▶ Set exercise 1
List every exhibit number cited in the court judgment excerpt below.

▶ Provided text

** START **

11. The next important aspect to support the order of conviction is, two witnesses P.W.2 (Vishwas) and P.W.3 (Shivaji). Both these witnesses have corroborated that on 30th January, 1992, at about 11 p.m. in front of Chankya Housing Society, near Deep Bunglow square, they were sitting near bonfire. P.W.3, Shivaji when went for urination, saw the fighting which was going on. He informed about the same to Vishwas, P.W.2. Both therefore, went near the place of occurrence. Both these witnesses, saw that one man was beating another man. The victim had fallen on the ground, was wearing black pant and whitish shirt (panchanama Exh.9). The assailant was wearing white shirt and white pyjama. The assailant firstly beat the deceased with fists and kicks and secondly took out the clothes of the victim and lastly hit the victim with the stones. Thereafter the assailant took up the bicycle and went away. P.W.3 has stated that the assailant hit the victim with stone. P.W.3 Shivaji saw the fighting and he informed also Vishwas P.W.2. A Welder Jekab also came there. The learned Advocate for the appellant referred the evidence of P.W.2 and relied upon the statement that "since I had not seen the face of the appellant, I am not able to identify him". He also relied on the statement of P.W.3 Shivaji "I am not able to identify the assailant". Therefore, contended that those two witnesses cannot be said to be eye-witnesses of the incident and even though, they had noted the incident, they were unable to identify the appellant. The learned Counsel also argued that these are the chance witnesses, therefore, cannot be relied upon. As noted in the present case, these two witnesses had witnessed the incident fully, but unable to identify the appellant. Both these witnesses have identified the clothes of the deceased and the accused, and corroborates the incident which was also supported by the other witnesses. The articles which were recovered from the spot also connect the same. The C.A. reports also supports the prosecution case, in so far as, blood stained clothes, and blood found on the spot, stones and on the clothes of the deceased, which were seized from the spot, apart from the driving licences with photographs of the deceased. The post-mortem report further supports, the injuries by the fist, kick blows and the stones.
12. The important connecting and corroborative aspect in the present case, is the confessional statement of the appellant Exh.24 & 25. We have noted that P.W.2 and P.W.3, were unable to identify the appellant, at the relevant time, even though they had witnessed, the whole incident. Both these witnesses nowhere mentioned about the presence of third person on the spot. The identification parade nowhere connects the appellant with the crime, as these witnesses were not available for the identification parade. But still the appellant has made confessional statement. The said confessional statement was recorded by SJM PW.7. We have gone through the evidence of SJM and we have noted that he had followed all the essential and necessary formalities, before recording the confessional statement of the appellant on 9-3-1992. The confessional statement was recorded on the next date i.e. 10-3-1992. There was no objection of any kind raised by the appellant about any coercion, undue influence, inducement, threat or promises given by the police. Therefore, as recorded and, as noted from the record, we are also of the view that the confession given by the appellant-accused No.1 was voluntary and without any threat or coercion and recorded as per the provisions of law. This confession in the facts and circumstances of the case, have corroborated other material evidence, therefore, the conviction can be based upon the same.

** END **

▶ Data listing
** START **

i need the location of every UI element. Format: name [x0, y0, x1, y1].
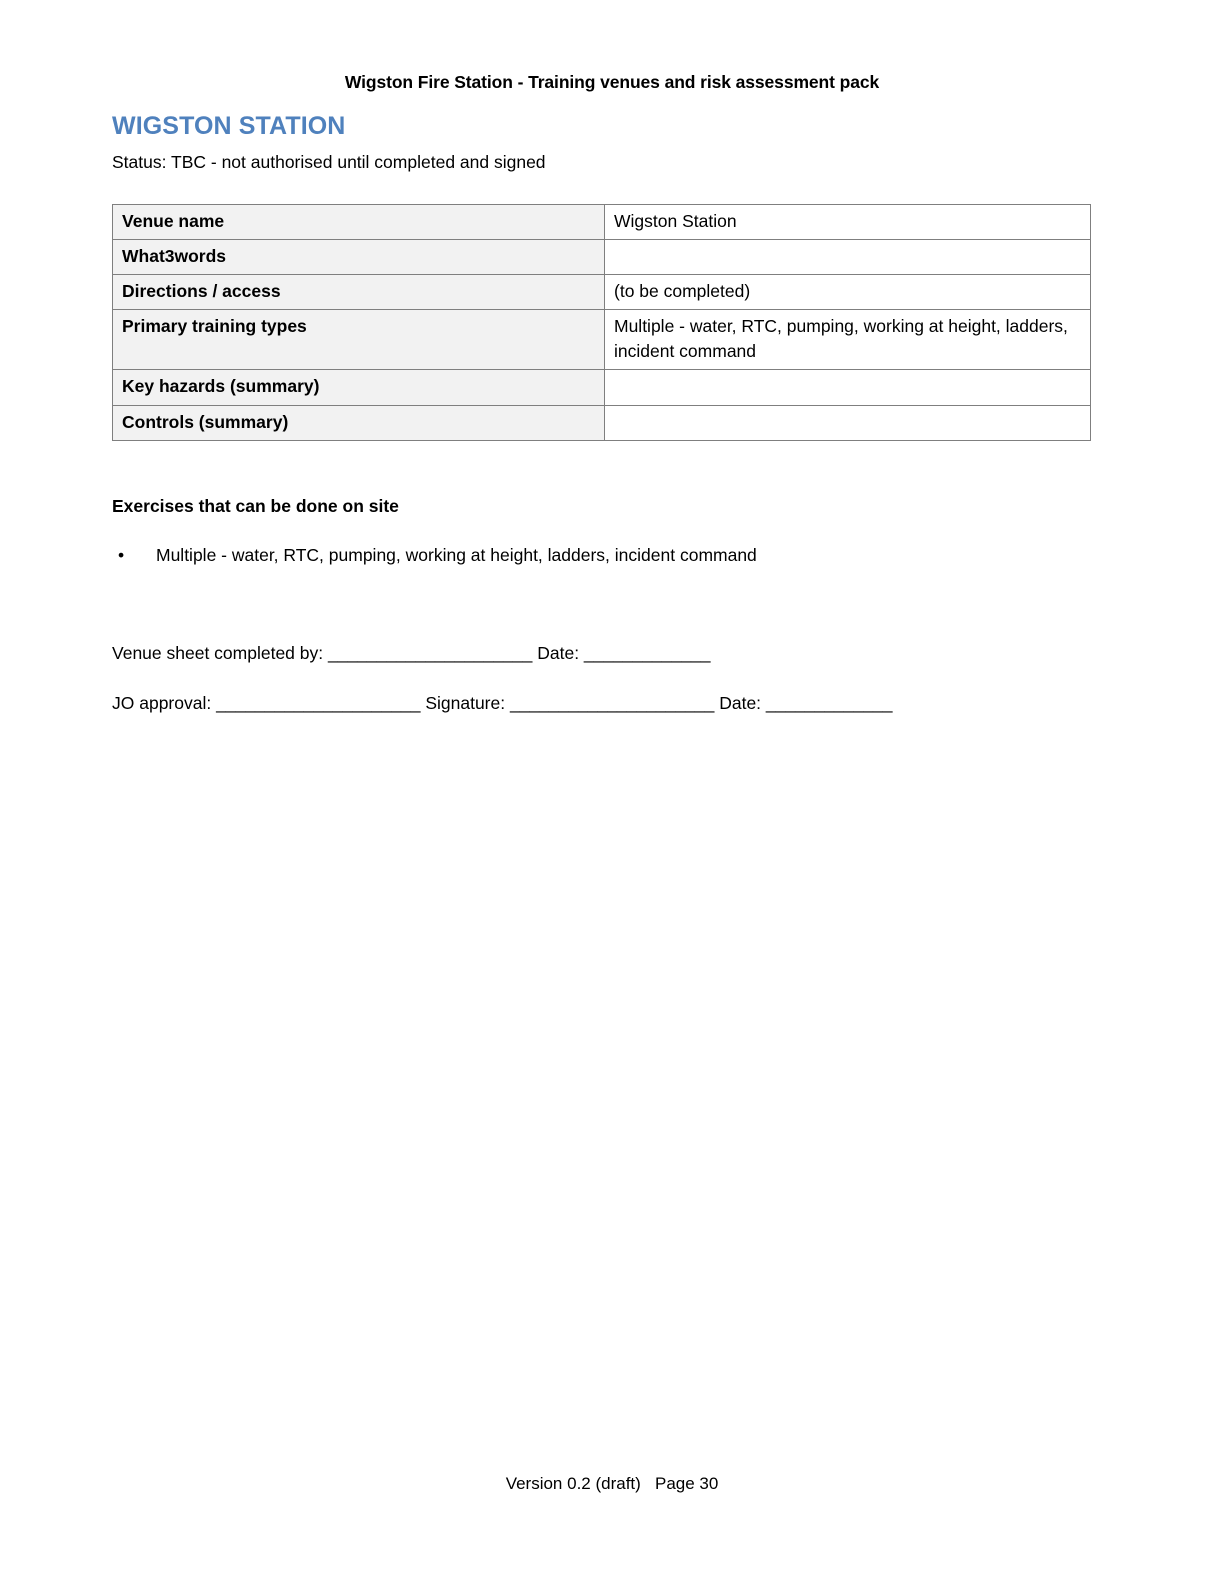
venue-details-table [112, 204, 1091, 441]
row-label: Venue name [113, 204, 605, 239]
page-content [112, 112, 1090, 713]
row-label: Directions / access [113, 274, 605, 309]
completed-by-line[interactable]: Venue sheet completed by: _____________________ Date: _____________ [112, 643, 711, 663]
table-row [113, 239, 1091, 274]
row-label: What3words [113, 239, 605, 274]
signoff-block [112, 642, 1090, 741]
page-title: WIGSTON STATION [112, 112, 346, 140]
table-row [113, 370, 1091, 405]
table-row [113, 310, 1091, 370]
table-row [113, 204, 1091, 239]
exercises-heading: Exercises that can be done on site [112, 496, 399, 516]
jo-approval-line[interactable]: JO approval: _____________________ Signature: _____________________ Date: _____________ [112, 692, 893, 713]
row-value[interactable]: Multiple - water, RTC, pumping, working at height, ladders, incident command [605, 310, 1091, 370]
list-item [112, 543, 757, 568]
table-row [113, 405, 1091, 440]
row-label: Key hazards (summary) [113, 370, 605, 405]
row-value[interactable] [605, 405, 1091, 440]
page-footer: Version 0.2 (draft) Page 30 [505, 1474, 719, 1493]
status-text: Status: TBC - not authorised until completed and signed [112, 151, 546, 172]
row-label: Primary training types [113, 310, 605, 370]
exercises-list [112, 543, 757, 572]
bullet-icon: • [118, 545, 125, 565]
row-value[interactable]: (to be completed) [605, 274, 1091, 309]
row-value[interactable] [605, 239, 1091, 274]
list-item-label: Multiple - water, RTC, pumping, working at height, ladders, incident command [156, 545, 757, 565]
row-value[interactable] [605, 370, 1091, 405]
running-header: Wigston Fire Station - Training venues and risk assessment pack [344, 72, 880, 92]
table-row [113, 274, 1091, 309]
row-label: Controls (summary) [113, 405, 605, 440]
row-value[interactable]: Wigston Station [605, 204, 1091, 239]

** END **
** START **

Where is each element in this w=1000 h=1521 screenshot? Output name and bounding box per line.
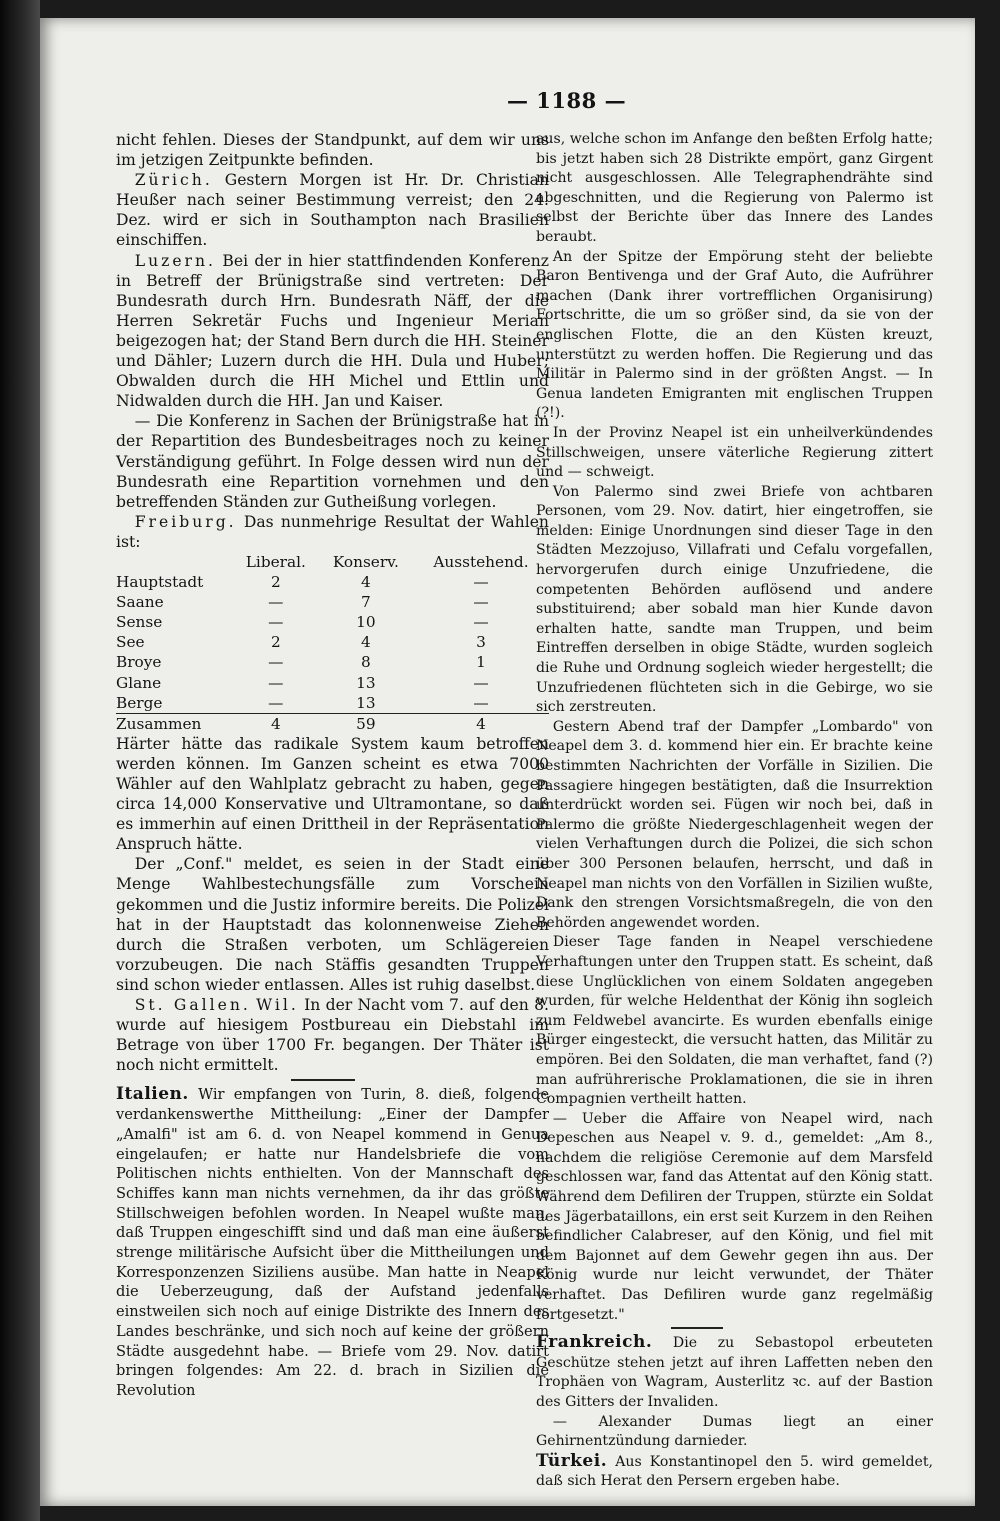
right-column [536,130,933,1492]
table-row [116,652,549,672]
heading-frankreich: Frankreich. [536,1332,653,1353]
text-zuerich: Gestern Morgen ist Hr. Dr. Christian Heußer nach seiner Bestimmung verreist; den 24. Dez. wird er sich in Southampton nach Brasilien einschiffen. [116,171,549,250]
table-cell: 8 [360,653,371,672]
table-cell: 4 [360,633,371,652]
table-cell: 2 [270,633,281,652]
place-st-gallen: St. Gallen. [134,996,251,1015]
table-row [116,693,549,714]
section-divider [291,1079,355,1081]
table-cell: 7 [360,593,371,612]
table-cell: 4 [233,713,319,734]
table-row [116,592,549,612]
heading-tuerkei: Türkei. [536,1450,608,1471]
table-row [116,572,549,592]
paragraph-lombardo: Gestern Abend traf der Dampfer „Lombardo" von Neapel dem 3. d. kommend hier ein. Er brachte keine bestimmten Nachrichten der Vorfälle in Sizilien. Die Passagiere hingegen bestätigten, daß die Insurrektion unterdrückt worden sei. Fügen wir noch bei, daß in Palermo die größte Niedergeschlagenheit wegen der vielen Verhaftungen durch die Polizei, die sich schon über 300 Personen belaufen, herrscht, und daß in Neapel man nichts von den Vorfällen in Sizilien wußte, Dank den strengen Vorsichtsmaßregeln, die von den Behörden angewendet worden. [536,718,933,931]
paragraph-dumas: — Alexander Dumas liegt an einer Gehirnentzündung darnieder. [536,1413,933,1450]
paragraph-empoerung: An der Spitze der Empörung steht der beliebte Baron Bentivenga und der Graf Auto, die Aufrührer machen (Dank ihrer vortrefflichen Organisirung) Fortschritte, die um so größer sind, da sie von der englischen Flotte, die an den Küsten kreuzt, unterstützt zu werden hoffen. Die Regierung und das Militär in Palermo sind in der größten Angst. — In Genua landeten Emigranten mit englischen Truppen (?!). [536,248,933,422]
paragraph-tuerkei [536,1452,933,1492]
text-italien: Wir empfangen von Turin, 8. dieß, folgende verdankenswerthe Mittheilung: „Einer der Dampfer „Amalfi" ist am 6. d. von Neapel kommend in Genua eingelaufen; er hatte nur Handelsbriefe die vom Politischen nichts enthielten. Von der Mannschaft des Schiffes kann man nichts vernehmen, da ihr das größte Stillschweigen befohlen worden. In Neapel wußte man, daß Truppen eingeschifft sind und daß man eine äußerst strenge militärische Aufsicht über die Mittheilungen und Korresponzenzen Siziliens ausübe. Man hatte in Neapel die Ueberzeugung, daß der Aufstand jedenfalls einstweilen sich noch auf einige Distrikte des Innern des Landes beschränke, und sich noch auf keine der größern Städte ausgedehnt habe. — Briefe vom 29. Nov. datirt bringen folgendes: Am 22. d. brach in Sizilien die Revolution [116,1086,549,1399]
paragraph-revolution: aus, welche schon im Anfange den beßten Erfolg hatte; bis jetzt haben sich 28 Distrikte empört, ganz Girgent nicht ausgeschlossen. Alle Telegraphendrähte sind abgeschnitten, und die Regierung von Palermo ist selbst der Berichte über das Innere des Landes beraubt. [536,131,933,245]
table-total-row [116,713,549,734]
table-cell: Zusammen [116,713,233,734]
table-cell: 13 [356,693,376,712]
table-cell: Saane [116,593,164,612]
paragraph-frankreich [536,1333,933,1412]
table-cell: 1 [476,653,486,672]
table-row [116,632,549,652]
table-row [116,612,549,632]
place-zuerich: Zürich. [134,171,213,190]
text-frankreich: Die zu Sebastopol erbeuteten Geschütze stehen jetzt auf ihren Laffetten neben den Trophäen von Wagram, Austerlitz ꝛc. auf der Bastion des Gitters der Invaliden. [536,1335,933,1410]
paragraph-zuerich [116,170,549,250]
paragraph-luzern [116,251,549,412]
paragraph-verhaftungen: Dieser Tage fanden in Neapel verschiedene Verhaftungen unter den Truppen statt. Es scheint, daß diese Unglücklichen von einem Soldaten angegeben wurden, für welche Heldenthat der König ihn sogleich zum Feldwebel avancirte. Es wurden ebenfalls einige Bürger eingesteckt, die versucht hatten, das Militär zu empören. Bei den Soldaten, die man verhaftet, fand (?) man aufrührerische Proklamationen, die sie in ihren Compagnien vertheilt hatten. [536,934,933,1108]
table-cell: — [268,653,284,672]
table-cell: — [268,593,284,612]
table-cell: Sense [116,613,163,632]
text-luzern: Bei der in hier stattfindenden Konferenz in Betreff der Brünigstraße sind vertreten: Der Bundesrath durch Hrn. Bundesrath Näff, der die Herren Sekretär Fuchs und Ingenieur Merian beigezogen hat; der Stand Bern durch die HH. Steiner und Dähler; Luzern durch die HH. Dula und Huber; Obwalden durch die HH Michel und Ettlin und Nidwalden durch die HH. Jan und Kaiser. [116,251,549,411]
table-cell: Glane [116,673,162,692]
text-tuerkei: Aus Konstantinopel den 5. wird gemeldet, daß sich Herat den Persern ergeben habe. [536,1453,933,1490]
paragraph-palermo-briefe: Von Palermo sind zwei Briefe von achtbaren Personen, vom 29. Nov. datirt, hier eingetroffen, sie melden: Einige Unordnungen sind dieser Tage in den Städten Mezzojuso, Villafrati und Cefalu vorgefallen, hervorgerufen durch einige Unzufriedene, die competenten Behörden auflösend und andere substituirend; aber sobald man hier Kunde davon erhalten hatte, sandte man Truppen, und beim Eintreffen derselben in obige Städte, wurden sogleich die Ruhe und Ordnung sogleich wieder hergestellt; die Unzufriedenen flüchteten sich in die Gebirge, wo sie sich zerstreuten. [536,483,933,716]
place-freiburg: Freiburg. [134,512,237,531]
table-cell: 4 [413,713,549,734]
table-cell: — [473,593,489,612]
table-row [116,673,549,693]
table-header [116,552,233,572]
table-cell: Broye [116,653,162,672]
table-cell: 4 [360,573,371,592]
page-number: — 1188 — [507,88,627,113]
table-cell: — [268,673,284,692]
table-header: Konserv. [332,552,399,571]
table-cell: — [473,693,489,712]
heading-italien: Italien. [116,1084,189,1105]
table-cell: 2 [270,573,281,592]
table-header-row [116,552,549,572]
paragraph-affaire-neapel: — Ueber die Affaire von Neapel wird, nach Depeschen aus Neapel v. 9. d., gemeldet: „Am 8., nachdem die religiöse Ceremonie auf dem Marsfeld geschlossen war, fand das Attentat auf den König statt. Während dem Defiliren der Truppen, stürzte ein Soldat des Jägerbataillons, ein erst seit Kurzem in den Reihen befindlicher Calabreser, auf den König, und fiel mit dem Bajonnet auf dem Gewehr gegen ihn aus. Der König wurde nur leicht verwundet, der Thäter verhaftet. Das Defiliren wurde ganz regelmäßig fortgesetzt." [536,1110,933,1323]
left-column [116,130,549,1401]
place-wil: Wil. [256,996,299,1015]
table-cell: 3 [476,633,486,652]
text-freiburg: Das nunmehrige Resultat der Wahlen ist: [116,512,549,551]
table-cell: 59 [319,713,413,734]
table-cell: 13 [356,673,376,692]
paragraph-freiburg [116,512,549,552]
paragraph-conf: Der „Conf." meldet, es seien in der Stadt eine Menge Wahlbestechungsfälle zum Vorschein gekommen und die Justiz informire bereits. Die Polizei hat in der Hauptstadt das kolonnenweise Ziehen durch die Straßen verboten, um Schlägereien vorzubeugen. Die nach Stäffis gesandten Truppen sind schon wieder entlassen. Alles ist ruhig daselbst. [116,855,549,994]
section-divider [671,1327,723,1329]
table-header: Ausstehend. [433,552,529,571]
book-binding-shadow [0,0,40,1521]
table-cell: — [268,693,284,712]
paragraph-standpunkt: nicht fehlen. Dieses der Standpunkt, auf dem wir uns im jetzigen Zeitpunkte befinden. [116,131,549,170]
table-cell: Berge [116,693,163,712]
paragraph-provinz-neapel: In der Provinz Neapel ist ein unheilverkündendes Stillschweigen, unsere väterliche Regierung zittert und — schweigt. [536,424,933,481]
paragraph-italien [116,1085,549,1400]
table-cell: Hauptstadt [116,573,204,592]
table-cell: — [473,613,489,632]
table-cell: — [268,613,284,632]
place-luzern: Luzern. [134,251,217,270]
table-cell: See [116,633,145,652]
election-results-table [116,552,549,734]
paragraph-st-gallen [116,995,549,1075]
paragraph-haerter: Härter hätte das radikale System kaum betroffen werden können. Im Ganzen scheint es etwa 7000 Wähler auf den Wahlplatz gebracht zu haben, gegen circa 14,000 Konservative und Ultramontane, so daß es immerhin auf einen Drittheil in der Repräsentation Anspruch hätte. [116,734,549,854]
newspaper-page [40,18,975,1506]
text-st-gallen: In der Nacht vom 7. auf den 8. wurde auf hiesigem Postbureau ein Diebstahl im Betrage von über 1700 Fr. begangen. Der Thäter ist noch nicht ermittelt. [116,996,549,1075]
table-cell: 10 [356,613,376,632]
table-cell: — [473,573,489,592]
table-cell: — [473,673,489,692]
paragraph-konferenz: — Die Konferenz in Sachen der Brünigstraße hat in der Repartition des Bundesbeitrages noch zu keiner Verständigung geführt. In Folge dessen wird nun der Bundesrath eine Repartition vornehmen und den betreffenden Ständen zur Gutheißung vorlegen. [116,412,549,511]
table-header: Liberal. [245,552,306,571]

** END **

▶ Set exercise 2
Transcribe the lines of the records unchanged, beginning with the line containing "venue-details-table [112, 204, 1091, 441]" and ending with the line containing "signoff-block [112, 642, 1090, 741]", both included.

▶ Reply 1
- Exh.9
- Exh.24
- Exh.25

▶ Reply 2
venue-details-table [112, 204, 1091, 441]
row-label: Venue name [113, 204, 605, 239]
page-content [112, 112, 1090, 713]
row-label: Directions / access [113, 274, 605, 309]
completed-by-line[interactable]: Venue sheet completed by: _____________________ Date: _____________ [112, 643, 711, 663]
table-row [113, 239, 1091, 274]
row-label: What3words [113, 239, 605, 274]
signoff-block [112, 642, 1090, 741]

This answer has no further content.